**Exercise objective:** Each line containing the word "Sensibilidad" must be reported.

**Excerpted records:**
————

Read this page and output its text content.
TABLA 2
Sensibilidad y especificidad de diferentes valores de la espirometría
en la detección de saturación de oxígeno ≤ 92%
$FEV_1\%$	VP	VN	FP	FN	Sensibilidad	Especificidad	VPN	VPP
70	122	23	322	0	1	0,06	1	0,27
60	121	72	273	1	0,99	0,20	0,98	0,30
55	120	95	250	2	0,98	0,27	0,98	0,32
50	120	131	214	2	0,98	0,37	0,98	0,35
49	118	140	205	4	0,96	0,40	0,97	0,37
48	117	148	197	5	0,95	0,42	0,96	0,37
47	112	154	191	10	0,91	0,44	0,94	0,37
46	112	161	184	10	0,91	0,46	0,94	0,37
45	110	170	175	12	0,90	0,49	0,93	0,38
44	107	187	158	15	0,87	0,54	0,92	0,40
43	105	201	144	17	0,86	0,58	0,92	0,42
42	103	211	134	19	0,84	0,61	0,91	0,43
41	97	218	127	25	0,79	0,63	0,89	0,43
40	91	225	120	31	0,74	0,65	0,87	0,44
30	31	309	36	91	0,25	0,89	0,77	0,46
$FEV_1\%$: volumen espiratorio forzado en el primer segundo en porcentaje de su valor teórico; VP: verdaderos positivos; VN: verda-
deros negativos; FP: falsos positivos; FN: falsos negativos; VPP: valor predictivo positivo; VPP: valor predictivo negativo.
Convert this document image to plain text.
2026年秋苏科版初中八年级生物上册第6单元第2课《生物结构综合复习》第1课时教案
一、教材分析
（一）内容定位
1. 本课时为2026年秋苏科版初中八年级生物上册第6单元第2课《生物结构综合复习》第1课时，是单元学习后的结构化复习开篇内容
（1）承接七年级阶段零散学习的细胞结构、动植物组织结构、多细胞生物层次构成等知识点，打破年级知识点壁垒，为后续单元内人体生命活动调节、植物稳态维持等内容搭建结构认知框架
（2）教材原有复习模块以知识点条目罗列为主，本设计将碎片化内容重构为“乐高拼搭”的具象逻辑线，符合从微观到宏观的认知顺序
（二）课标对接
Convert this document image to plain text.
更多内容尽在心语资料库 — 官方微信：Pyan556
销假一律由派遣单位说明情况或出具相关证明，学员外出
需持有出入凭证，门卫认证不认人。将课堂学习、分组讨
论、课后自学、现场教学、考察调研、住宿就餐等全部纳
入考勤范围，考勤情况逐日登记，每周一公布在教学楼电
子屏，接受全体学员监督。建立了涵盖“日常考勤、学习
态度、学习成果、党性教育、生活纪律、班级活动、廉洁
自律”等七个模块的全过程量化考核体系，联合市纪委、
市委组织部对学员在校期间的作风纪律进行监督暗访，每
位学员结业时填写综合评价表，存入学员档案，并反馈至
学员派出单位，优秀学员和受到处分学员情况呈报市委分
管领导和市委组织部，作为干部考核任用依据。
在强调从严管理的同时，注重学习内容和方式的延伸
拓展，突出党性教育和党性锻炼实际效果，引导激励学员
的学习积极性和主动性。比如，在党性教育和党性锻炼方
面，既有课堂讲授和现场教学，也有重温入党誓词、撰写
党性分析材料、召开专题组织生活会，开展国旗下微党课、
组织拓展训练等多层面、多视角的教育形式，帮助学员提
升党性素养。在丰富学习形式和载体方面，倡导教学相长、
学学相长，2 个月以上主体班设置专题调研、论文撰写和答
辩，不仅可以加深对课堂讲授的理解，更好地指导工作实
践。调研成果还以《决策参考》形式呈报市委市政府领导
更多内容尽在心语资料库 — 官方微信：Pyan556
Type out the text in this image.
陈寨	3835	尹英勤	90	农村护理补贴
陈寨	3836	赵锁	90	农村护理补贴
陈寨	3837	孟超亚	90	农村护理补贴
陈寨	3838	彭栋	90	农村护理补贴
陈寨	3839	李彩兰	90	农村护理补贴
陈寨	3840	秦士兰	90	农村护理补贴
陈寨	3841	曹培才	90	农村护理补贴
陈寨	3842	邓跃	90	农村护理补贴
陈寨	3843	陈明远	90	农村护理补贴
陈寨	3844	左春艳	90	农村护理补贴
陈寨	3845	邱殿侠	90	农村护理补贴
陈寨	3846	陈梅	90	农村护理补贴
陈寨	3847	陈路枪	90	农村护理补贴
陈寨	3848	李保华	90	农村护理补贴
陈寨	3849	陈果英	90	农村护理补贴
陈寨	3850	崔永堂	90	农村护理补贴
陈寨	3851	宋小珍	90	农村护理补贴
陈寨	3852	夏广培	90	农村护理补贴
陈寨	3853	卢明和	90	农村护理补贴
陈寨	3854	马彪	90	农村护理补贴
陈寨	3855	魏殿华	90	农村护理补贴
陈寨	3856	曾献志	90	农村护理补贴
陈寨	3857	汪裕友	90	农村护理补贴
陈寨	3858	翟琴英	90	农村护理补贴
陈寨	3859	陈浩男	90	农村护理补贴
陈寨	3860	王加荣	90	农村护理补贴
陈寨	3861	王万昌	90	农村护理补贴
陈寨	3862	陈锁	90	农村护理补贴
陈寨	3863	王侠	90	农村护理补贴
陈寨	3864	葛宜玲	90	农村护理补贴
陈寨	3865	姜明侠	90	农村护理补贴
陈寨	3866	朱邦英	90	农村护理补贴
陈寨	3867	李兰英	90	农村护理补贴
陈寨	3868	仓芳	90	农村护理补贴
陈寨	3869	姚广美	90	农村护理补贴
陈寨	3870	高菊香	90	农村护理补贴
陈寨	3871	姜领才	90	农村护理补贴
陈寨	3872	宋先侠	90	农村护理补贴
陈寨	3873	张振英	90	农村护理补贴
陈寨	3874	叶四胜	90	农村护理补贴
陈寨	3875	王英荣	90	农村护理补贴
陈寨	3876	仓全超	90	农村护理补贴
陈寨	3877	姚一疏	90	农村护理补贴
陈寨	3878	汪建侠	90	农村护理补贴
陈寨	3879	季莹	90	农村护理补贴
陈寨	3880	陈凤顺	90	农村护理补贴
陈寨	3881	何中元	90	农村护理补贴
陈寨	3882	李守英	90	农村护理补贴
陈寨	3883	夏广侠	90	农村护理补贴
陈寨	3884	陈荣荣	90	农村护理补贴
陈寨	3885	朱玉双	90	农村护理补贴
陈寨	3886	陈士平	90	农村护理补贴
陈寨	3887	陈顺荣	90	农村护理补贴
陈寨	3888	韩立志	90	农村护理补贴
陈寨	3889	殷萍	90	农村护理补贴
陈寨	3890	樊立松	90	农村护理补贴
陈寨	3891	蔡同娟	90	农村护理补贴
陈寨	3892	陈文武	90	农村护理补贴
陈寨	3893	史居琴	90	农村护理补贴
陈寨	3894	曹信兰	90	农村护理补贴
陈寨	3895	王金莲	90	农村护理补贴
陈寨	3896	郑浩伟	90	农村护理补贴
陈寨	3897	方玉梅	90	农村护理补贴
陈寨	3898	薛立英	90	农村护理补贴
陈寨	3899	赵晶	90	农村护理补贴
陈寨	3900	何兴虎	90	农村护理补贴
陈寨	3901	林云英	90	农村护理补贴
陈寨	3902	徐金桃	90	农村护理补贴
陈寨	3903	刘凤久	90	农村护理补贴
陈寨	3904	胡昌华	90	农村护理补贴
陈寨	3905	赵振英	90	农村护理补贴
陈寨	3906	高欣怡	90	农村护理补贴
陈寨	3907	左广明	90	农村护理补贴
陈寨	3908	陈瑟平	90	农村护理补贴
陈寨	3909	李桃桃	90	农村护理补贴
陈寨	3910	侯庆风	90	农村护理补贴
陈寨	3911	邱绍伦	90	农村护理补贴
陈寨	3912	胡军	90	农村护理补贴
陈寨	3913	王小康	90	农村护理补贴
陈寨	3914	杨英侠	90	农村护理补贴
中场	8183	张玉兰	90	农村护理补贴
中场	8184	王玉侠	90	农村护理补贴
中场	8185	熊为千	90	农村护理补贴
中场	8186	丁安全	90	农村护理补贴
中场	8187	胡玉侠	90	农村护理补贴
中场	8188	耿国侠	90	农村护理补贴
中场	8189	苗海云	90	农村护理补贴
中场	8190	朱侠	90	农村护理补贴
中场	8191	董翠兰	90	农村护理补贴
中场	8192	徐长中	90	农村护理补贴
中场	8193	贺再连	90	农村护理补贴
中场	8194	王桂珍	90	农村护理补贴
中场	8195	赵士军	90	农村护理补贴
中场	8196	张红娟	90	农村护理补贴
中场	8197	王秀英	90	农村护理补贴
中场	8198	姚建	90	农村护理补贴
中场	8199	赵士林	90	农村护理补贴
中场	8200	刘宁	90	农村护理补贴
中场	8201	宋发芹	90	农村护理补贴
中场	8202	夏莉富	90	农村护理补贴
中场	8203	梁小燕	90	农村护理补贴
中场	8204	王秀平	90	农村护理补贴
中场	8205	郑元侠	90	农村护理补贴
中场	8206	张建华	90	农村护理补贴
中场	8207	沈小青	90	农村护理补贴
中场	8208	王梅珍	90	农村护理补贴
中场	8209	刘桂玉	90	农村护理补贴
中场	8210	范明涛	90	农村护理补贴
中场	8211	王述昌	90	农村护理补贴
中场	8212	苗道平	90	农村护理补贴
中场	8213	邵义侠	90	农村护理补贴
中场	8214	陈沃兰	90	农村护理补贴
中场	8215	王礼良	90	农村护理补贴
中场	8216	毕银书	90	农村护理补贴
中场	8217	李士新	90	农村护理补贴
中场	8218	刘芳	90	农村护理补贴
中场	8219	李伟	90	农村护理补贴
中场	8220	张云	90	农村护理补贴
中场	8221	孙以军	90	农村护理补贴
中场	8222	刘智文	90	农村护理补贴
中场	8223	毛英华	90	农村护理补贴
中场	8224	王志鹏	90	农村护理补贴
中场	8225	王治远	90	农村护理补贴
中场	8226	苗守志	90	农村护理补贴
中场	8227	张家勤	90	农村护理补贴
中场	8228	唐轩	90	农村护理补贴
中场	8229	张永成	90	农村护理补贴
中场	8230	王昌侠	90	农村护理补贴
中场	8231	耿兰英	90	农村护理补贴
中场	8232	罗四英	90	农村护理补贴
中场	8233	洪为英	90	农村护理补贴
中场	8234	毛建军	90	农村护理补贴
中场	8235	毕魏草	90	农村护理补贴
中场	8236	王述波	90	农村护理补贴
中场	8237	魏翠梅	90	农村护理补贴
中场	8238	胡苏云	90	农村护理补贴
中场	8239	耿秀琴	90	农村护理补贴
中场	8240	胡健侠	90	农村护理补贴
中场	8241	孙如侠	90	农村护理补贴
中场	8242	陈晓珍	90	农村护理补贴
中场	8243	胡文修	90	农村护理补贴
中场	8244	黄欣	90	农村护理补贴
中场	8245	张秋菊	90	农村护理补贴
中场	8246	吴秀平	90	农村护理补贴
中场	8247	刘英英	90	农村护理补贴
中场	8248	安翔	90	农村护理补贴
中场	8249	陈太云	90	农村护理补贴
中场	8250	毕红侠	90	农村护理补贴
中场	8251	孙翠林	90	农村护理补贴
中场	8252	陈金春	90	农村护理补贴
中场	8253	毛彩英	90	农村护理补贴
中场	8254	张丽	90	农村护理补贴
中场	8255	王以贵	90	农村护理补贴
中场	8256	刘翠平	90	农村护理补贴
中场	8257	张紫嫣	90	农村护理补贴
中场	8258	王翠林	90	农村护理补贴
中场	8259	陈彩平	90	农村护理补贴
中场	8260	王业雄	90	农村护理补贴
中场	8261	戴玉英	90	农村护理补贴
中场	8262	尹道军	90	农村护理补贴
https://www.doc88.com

————

**Finished task:**
Sensibilidad y especificidad de diferentes valores de la espirometría
$FEV_1\%$	VP	VN	FP	FN	Sensibilidad	Especificidad	VPN	VPP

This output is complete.